Passage
-- -- --
Fix broken PCIe device after migration for Q35 machines

Bug #2033193 reported by Matthew Heler
10
This bug affects 1 person
Affects Status Importance Assigned to Milestone
qemu (Ubuntu)
Fix Released
Undecided
Unassigned
Jammy
Incomplete
Undecided
Unassigned

Bug Description

There was a bug introduced in qemu 6.1 and 6.2 Q35 machine types that will cause hot-plugged PCIe devices to go offline during a migration. This was fixed in Qemu 7.0, and backported by other vendors in there downstream release.

The bug is here, https://<email address hidden>/msg872211.html

I can hit this bug currently when running OpenStack on top of Ubuntu 22.04, and using the provided libvirt and qemu-kvm packages from that release.

Is it possible we can get this fix backported to Jammy?

Thank you,

Revision history for this message
Christian Ehrhardt  (paelzer) wrote :

Thanks for the report.
Given the versions the only affected release i Jammy and =>Lunar are already Fixed.

The patches you referred:
- #1 & #2 got agreed
- #3 got challenged and not accepted (https://<email address hidden>/msg872376.html)
-- -- --
Dataset section
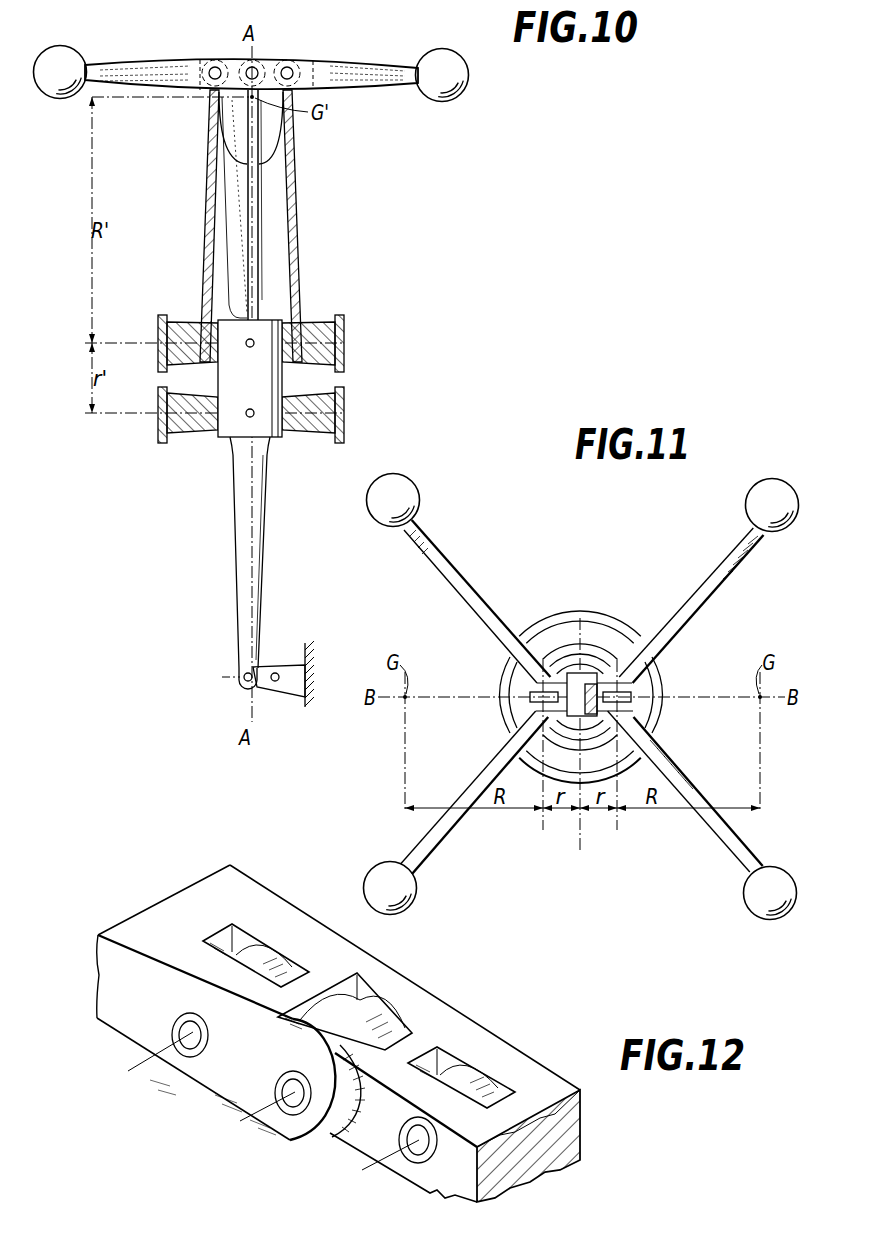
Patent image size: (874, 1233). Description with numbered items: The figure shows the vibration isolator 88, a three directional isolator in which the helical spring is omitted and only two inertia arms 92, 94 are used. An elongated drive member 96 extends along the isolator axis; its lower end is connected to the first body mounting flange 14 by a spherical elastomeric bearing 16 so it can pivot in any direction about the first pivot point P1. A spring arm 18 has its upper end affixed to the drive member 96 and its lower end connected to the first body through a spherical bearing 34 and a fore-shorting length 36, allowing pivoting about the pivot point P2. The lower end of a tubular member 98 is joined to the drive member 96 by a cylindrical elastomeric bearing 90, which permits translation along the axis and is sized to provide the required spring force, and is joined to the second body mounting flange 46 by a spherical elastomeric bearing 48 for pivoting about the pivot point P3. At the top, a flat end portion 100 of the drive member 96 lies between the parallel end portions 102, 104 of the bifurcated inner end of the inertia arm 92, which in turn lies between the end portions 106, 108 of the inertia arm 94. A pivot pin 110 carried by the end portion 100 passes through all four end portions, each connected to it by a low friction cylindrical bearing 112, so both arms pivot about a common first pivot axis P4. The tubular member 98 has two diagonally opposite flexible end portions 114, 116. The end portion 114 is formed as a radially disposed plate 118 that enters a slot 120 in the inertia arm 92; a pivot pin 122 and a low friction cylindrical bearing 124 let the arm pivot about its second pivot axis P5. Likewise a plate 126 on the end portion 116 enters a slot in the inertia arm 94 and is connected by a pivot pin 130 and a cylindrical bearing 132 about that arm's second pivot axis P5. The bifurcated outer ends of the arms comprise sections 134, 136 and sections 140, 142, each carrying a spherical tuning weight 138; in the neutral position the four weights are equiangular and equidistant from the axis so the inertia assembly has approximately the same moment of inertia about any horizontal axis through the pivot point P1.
-- -- --
Reproduce the bug report word for word, between "The bug is here, https://<email" and "backported to Jammy?", inclusive.

Solution to the problem
The bug is here, https://<email address hidden>/msg872211.html

I can hit this bug currently when running OpenStack on top of Ubuntu 22.04, and using the provided libvirt and qemu-kvm packages from that release.

Is it possible we can get this fix backported to Jammy?